» **Task**:
Reproduce the data below word for word, omitting the picture.

» **Dataset records**:
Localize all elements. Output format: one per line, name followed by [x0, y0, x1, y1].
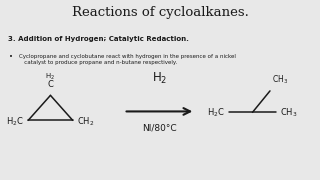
- Text: CH$_2$: CH$_2$: [77, 115, 95, 127]
- Text: Reactions of cycloalkanes.: Reactions of cycloalkanes.: [72, 6, 249, 19]
- Text: H$_2$C: H$_2$C: [207, 106, 225, 119]
- Text: H$_2$: H$_2$: [45, 72, 55, 82]
- Text: H$_2$C: H$_2$C: [6, 115, 23, 127]
- Text: CH$_3$: CH$_3$: [272, 74, 288, 86]
- Text: CH$_3$: CH$_3$: [280, 106, 298, 119]
- Text: Cyclopropane and cyclobutane react with hydrogen in the presence of a nickel
   : Cyclopropane and cyclobutane react with …: [19, 54, 236, 65]
- Text: NI/80°C: NI/80°C: [142, 124, 177, 133]
- Text: C: C: [47, 80, 53, 89]
- Text: H$_2$: H$_2$: [152, 71, 167, 86]
- Text: 3. Addition of Hydrogen; Catalytic Redaction.: 3. Addition of Hydrogen; Catalytic Redac…: [7, 36, 188, 42]
- Text: •: •: [9, 54, 13, 60]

» **Solution to this exercise**:
Localize all elements. Output format: one per line, name followed by [x0, y0, x1, y1].
- Text: CH$_2$: CH$_2$: [77, 115, 95, 127]
- Text: Reactions of cycloalkanes.: Reactions of cycloalkanes.: [72, 6, 249, 19]
- Text: H$_2$C: H$_2$C: [207, 106, 225, 119]
- Text: H$_2$: H$_2$: [45, 72, 55, 82]
- Text: H$_2$C: H$_2$C: [6, 115, 23, 127]
- Text: CH$_3$: CH$_3$: [272, 74, 288, 86]
- Text: CH$_3$: CH$_3$: [280, 106, 298, 119]
- Text: Cyclopropane and cyclobutane react with hydrogen in the presence of a nickel
   : Cyclopropane and cyclobutane react with …: [19, 54, 236, 65]
- Text: NI/80°C: NI/80°C: [142, 124, 177, 133]
- Text: C: C: [47, 80, 53, 89]
- Text: H$_2$: H$_2$: [152, 71, 167, 86]
- Text: 3. Addition of Hydrogen; Catalytic Redaction.: 3. Addition of Hydrogen; Catalytic Redac…: [7, 36, 188, 42]
- Text: •: •: [9, 54, 13, 60]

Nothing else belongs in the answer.